» Short problem
For each line below that contains the string "cebola", copy that line.

[Dataset items]
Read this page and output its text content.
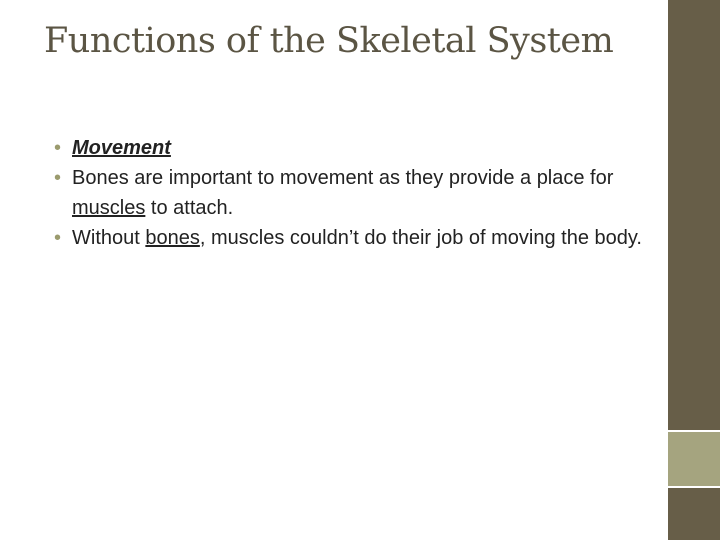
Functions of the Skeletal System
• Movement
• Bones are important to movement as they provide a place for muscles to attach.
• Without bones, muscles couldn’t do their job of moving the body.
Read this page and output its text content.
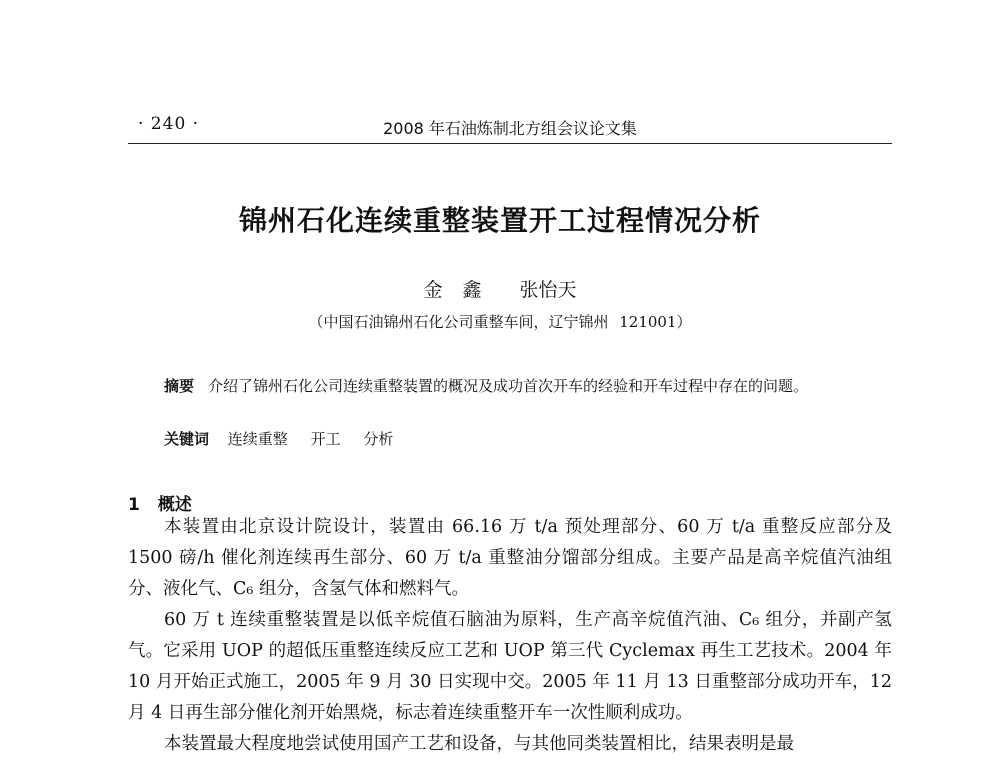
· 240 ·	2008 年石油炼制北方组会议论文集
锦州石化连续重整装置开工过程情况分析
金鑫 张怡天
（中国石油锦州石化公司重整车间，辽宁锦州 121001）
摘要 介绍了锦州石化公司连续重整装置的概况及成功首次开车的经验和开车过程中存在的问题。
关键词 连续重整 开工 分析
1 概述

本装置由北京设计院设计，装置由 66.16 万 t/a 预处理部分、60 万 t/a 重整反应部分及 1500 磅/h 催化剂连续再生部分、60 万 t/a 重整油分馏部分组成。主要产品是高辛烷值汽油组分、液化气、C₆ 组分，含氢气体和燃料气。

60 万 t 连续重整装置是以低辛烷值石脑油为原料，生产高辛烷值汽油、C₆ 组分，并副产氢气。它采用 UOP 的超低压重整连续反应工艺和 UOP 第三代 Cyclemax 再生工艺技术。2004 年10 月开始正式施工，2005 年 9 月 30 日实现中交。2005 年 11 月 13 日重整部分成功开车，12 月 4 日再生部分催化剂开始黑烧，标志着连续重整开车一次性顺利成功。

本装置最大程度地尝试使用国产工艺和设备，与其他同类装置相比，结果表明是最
--
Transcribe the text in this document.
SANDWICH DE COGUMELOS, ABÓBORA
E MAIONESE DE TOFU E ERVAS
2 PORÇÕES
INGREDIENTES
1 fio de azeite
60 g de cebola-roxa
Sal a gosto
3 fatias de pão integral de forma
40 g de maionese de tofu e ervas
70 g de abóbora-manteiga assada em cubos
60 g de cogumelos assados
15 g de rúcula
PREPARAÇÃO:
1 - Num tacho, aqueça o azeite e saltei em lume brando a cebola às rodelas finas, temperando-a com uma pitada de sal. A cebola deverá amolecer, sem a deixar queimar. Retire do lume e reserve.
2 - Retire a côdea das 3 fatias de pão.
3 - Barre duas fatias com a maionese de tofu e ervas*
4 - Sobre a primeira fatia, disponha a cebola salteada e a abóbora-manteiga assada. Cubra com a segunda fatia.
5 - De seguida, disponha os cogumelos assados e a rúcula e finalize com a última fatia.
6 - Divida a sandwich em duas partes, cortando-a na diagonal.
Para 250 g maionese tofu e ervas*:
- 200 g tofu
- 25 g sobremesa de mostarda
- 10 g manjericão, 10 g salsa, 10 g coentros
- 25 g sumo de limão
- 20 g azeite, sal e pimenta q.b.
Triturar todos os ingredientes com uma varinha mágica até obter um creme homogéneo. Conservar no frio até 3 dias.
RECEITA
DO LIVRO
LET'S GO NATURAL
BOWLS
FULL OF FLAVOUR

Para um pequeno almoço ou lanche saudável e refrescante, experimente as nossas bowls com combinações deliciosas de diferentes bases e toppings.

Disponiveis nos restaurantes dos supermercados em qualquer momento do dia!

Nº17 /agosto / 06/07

» Written solution
60 g de cebola-roxa
1 - Num tacho, aqueça o azeite e saltei em lume brando a cebola às rodelas finas, temperando-a com uma pitada de sal. A cebola deverá amolecer, sem a deixar queimar. Retire do lume e reserve.
4 - Sobre a primeira fatia, disponha a cebola salteada e a abóbora-manteiga assada. Cubra com a segunda fatia.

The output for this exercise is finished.